─── STORED RECORDS ───

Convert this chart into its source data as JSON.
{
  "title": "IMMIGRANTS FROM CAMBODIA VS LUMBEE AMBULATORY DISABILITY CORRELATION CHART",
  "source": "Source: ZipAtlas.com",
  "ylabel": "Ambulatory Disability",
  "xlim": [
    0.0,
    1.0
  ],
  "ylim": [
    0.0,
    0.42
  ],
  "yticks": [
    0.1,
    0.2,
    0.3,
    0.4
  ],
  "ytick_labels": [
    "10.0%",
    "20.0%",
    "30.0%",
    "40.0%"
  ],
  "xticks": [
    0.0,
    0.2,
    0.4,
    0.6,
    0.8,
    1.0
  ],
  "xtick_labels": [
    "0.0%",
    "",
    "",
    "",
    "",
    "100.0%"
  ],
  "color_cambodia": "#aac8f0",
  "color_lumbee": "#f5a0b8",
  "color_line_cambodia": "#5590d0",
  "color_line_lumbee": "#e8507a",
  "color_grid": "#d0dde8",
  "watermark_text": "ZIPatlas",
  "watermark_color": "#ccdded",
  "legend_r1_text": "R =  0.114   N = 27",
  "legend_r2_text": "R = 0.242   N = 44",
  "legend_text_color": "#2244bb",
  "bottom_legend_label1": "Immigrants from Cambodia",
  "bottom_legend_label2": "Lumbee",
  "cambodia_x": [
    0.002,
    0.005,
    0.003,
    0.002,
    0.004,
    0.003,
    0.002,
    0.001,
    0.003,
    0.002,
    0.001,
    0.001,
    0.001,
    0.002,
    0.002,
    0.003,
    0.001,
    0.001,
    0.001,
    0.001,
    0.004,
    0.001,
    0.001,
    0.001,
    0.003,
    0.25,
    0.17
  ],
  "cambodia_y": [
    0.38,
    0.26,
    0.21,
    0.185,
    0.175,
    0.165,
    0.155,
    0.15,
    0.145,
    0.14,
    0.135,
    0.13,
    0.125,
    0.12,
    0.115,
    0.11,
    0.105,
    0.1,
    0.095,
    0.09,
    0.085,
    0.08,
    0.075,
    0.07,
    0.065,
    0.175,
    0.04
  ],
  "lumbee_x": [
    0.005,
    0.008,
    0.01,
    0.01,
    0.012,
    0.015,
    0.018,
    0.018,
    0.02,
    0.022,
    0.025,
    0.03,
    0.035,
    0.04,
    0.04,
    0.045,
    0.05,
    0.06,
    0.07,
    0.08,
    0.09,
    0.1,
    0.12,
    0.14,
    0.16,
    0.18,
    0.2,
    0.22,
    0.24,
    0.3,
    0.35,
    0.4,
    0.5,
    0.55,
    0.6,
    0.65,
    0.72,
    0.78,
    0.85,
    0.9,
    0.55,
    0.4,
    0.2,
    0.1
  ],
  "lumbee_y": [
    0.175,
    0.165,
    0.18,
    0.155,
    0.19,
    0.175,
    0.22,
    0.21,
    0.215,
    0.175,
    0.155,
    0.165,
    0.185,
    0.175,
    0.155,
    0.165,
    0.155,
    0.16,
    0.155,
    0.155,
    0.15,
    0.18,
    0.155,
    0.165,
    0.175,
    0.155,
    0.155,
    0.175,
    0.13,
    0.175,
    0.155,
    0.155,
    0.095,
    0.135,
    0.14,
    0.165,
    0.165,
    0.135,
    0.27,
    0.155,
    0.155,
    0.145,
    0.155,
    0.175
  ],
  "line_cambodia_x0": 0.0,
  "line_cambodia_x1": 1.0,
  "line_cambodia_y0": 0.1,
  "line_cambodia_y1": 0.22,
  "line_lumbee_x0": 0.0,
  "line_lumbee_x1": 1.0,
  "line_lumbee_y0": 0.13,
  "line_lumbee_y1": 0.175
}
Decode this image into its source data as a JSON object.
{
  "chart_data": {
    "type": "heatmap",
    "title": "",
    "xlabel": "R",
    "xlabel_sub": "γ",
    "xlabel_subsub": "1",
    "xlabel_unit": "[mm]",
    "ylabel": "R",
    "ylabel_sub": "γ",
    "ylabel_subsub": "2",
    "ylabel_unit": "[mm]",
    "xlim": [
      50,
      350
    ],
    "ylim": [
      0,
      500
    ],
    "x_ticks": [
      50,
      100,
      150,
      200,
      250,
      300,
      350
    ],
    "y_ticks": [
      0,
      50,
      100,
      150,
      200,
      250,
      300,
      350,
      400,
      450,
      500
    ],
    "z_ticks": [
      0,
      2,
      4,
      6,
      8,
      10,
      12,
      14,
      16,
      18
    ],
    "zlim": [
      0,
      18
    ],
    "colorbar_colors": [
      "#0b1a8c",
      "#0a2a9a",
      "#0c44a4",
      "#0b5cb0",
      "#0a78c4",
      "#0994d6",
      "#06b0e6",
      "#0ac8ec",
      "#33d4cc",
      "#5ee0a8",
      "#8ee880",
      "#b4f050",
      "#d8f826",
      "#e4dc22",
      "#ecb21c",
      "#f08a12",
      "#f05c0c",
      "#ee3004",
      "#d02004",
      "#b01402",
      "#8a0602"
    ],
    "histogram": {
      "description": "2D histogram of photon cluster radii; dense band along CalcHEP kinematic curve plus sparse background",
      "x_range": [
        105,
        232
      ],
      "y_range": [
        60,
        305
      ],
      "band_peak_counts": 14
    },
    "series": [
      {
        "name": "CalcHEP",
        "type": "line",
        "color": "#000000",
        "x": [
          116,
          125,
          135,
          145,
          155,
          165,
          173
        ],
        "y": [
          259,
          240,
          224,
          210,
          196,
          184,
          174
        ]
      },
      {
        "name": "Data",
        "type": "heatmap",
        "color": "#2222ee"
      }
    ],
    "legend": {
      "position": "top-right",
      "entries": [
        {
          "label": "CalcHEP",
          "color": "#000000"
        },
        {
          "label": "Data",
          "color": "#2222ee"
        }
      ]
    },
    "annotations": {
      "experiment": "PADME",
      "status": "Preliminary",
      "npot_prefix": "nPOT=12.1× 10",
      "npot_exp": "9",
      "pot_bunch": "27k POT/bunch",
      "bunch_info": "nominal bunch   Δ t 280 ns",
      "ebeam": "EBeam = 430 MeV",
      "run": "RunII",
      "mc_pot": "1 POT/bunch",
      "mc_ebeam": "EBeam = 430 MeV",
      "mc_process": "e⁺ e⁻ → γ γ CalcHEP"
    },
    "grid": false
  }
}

───

▶ PROBLEM DESCRIPTION
Transcribe each entry exactly.

▶ ANSWER TO THE TASK
Convert this chart into its source data as JSON.
{
  "title": "IMMIGRANTS FROM CAMBODIA VS LUMBEE AMBULATORY DISABILITY CORRELATION CHART",
  "source": "Source: ZipAtlas.com",
  "ylabel": "Ambulatory Disability",
  "xlim": [
    0.0,
    1.0
  ],
  "ylim": [
    0.0,
    0.42
  ],
  "yticks": [
    0.1,
    0.2,
    0.3,
    0.4
  ],
  "ytick_labels": [
    "10.0%",
    "20.0%",
    "30.0%",
    "40.0%"
  ],
  "xticks": [
    0.0,
    0.2,
    0.4,
    0.6,
    0.8,
    1.0
  ],
  "xtick_labels": [
    "0.0%",
    "",
    "",
    "",
    "",
    "100.0%"
  ],
  "color_cambodia": "#aac8f0",
  "color_lumbee": "#f5a0b8",
  "color_line_cambodia": "#5590d0",
  "color_line_lumbee": "#e8507a",
  "color_grid": "#d0dde8",
  "watermark_text": "ZIPatlas",
  "watermark_color": "#ccdded",
  "legend_r1_text": "R =  0.114   N = 27",
  "legend_r2_text": "R = 0.242   N = 44",
  "legend_text_color": "#2244bb",
  "bottom_legend_label1": "Immigrants from Cambodia",
  "bottom_legend_label2": "Lumbee",
  "cambodia_x": [
    0.002,
    0.005,
    0.003,
    0.002,
    0.004,
    0.003,
    0.002,
    0.001,
    0.003,
    0.002,
    0.001,
    0.001,
    0.001,
    0.002,
    0.002,
    0.003,
    0.001,
    0.001,
    0.001,
    0.001,
    0.004,
    0.001,
    0.001,
    0.001,
    0.003,
    0.25,
    0.17
  ],
  "cambodia_y": [
    0.38,
    0.26,
    0.21,
    0.185,
    0.175,
    0.165,
    0.155,
    0.15,
    0.145,
    0.14,
    0.135,
    0.13,
    0.125,
    0.12,
    0.115,
    0.11,
    0.105,
    0.1,
    0.095,
    0.09,
    0.085,
    0.08,
    0.075,
    0.07,
    0.065,
    0.175,
    0.04
  ],
  "lumbee_x": [
    0.005,
    0.008,
    0.01,
    0.01,
    0.012,
    0.015,
    0.018,
    0.018,
    0.02,
    0.022,
    0.025,
    0.03,
    0.035,
    0.04,
    0.04,
    0.045,
    0.05,
    0.06,
    0.07,
    0.08,
    0.09,
    0.1,
    0.12,
    0.14,
    0.16,
    0.18,
    0.2,
    0.22,
    0.24,
    0.3,
    0.35,
    0.4,
    0.5,
    0.55,
    0.6,
    0.65,
    0.72,
    0.78,
    0.85,
    0.9,
    0.55,
    0.4,
    0.2,
    0.1
  ],
  "lumbee_y": [
    0.175,
    0.165,
    0.18,
    0.155,
    0.19,
    0.175,
    0.22,
    0.21,
    0.215,
    0.175,
    0.155,
    0.165,
    0.185,
    0.175,
    0.155,
    0.165,
    0.155,
    0.16,
    0.155,
    0.155,
    0.15,
    0.18,
    0.155,
    0.165,
    0.175,
    0.155,
    0.155,
    0.175,
    0.13,
    0.175,
    0.155,
    0.155,
    0.095,
    0.135,
    0.14,
    0.165,
    0.165,
    0.135,
    0.27,
    0.155,
    0.155,
    0.145,
    0.155,
    0.175
  ],
  "line_cambodia_x0": 0.0,
  "line_cambodia_x1": 1.0,
  "line_cambodia_y0": 0.1,
  "line_cambodia_y1": 0.22,
  "line_lumbee_x0": 0.0,
  "line_lumbee_x1": 1.0,
  "line_lumbee_y0": 0.13,
  "line_lumbee_y1": 0.175
}
Decode this image into its source data as a JSON object.
{
  "chart_data": {
    "type": "heatmap",
    "title": "",
    "xlabel": "R",
    "xlabel_sub": "γ",
    "xlabel_subsub": "1",
    "xlabel_unit": "[mm]",
    "ylabel": "R",
    "ylabel_sub": "γ",
    "ylabel_subsub": "2",
    "ylabel_unit": "[mm]",
    "xlim": [
      50,
      350
    ],
    "ylim": [
      0,
      500
    ],
    "x_ticks": [
      50,
      100,
      150,
      200,
      250,
      300,
      350
    ],
    "y_ticks": [
      0,
      50,
      100,
      150,
      200,
      250,
      300,
      350,
      400,
      450,
      500
    ],
    "z_ticks": [
      0,
      2,
      4,
      6,
      8,
      10,
      12,
      14,
      16,
      18
    ],
    "zlim": [
      0,
      18
    ],
    "colorbar_colors": [
      "#0b1a8c",
      "#0a2a9a",
      "#0c44a4",
      "#0b5cb0",
      "#0a78c4",
      "#0994d6",
      "#06b0e6",
      "#0ac8ec",
      "#33d4cc",
      "#5ee0a8",
      "#8ee880",
      "#b4f050",
      "#d8f826",
      "#e4dc22",
      "#ecb21c",
      "#f08a12",
      "#f05c0c",
      "#ee3004",
      "#d02004",
      "#b01402",
      "#8a0602"
    ],
    "histogram": {
      "description": "2D histogram of photon cluster radii; dense band along CalcHEP kinematic curve plus sparse background",
      "x_range": [
        105,
        232
      ],
      "y_range": [
        60,
        305
      ],
      "band_peak_counts": 14
    },
    "series": [
      {
        "name": "CalcHEP",
        "type": "line",
        "color": "#000000",
        "x": [
          116,
          125,
          135,
          145,
          155,
          165,
          173
        ],
        "y": [
          259,
          240,
          224,
          210,
          196,
          184,
          174
        ]
      },
      {
        "name": "Data",
        "type": "heatmap",
        "color": "#2222ee"
      }
    ],
    "legend": {
      "position": "top-right",
      "entries": [
        {
          "label": "CalcHEP",
          "color": "#000000"
        },
        {
          "label": "Data",
          "color": "#2222ee"
        }
      ]
    },
    "annotations": {
      "experiment": "PADME",
      "status": "Preliminary",
      "npot_prefix": "nPOT=12.1× 10",
      "npot_exp": "9",
      "pot_bunch": "27k POT/bunch",
      "bunch_info": "nominal bunch   Δ t 280 ns",
      "ebeam": "EBeam = 430 MeV",
      "run": "RunII",
      "mc_pot": "1 POT/bunch",
      "mc_ebeam": "EBeam = 430 MeV",
      "mc_process": "e⁺ e⁻ → γ γ CalcHEP"
    },
    "grid": false
  }
}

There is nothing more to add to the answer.